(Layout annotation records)
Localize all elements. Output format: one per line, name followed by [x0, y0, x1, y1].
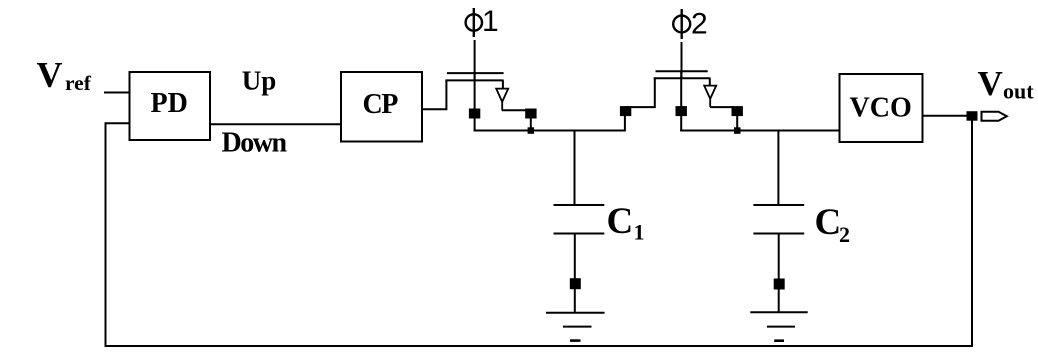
contact square M2 drain: [676, 106, 687, 116]
node Vout label: [978, 64, 1035, 104]
wire Vref input to PD: [104, 92, 129, 94]
svg-text:2: 2: [839, 222, 850, 247]
wire M2 bulk horizontal: [710, 106, 734, 108]
wire C1 square to ground: [574, 289, 576, 313]
capacitor C2 top plate: [753, 204, 804, 206]
transistor M2 channel bar: [654, 77, 711, 79]
wire M2 bulk to node B: [736, 116, 738, 132]
svg-text:V: V: [978, 64, 1003, 103]
arrow M2 bulk (open triangle): [704, 86, 716, 108]
oscillator VCO: [840, 74, 923, 142]
svg-text:VCO: VCO: [850, 93, 912, 124]
wire phi1 gate lead: [474, 40, 476, 81]
junction dot node A / M1 bulk: [528, 127, 535, 134]
capacitor C1 bottom lead: [574, 234, 576, 280]
wire C2 square to ground: [778, 290, 780, 313]
label C1: [607, 201, 645, 245]
output terminal flag: [982, 112, 1007, 121]
svg-text:C: C: [607, 201, 634, 242]
svg-text:out: out: [1003, 79, 1034, 104]
capacitor C2 top lead: [777, 131, 779, 206]
capacitor C1 top plate: [554, 204, 605, 206]
contact square C1 ground: [570, 278, 581, 289]
wire M2 drain to node B: [680, 116, 682, 132]
wire node B: [680, 130, 839, 132]
label phi2: [673, 8, 707, 41]
svg-text:CP: CP: [363, 89, 399, 120]
svg-text:PD: PD: [151, 88, 188, 119]
wire M1 bulk to node A: [530, 118, 532, 131]
phase detector PD: [130, 72, 211, 140]
svg-text:C: C: [815, 202, 842, 243]
wire feedback right vertical: [971, 120, 973, 347]
svg-text:1: 1: [634, 220, 645, 245]
wire feedback into PD input: [106, 122, 130, 124]
transistor M2 gate bar: [656, 70, 708, 72]
wire feedback left vertical: [105, 122, 107, 347]
wire M1 bulk horizontal: [502, 109, 527, 111]
junction square output node: [967, 111, 978, 121]
arrow M1 bulk (open triangle): [496, 89, 508, 111]
node Vref label: [37, 55, 92, 96]
svg-text:Up: Up: [242, 66, 277, 96]
wire M1 drain vertical: [474, 73, 476, 109]
svg-text:Down: Down: [222, 127, 288, 158]
wire node A: [474, 130, 625, 132]
wire M2 bulk arm vertical: [709, 78, 711, 85]
svg-text:1: 1: [482, 5, 499, 38]
wire VCO output: [923, 115, 968, 117]
wire feedback bottom: [105, 345, 974, 347]
label C2: [815, 202, 851, 247]
wire M1 bulk arm vertical: [502, 80, 504, 88]
label phi1: [466, 5, 499, 38]
contact square M2 source: [620, 106, 631, 116]
contact square M1 bulk: [525, 109, 536, 119]
wire CP output: [422, 80, 446, 109]
capacitor C1 top lead: [574, 131, 576, 206]
capacitor C2 bottom lead: [778, 234, 780, 280]
contact square M1 drain: [469, 109, 480, 119]
wire PD output to CP: [210, 123, 341, 125]
wire M2 source horizontal jog: [625, 106, 655, 108]
contact square M2 bulk: [732, 106, 743, 116]
svg-text:V: V: [37, 55, 63, 95]
wire M2 source vertical: [654, 78, 656, 108]
contact square C2 ground: [774, 279, 785, 290]
capacitor C2 bottom plate: [753, 233, 804, 235]
charge pump CP: [341, 72, 422, 142]
transistor M1 channel bar: [445, 79, 503, 81]
transistor M1 gate bar: [447, 72, 504, 74]
svg-text:2: 2: [691, 8, 708, 41]
wire phi2 gate lead: [681, 42, 683, 79]
ground symbol G1: [546, 313, 605, 341]
wire M1 drain to node A: [474, 118, 476, 132]
capacitor C1 bottom plate: [554, 233, 605, 235]
wire M2 source to node A: [624, 116, 626, 132]
wire M2 drain vertical: [680, 71, 682, 108]
junction dot node B / M2 bulk: [734, 127, 741, 134]
ground symbol G2: [750, 312, 807, 341]
svg-text:ref: ref: [65, 71, 92, 95]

WORK TO COMPLETE => Copy, without any alteration, the lines of the records from the line containing "contact square M2 drain: [676, 106, 687, 116]" through the line containing "wire M2 bulk horizontal: [710, 106, 734, 108]", including both of those lines.

OUTPUT BELOW =>
contact square M2 drain: [676, 106, 687, 116]
node Vout label: [978, 64, 1035, 104]
wire Vref input to PD: [104, 92, 129, 94]
svg-text:2: 2: [839, 222, 850, 247]
wire M2 bulk horizontal: [710, 106, 734, 108]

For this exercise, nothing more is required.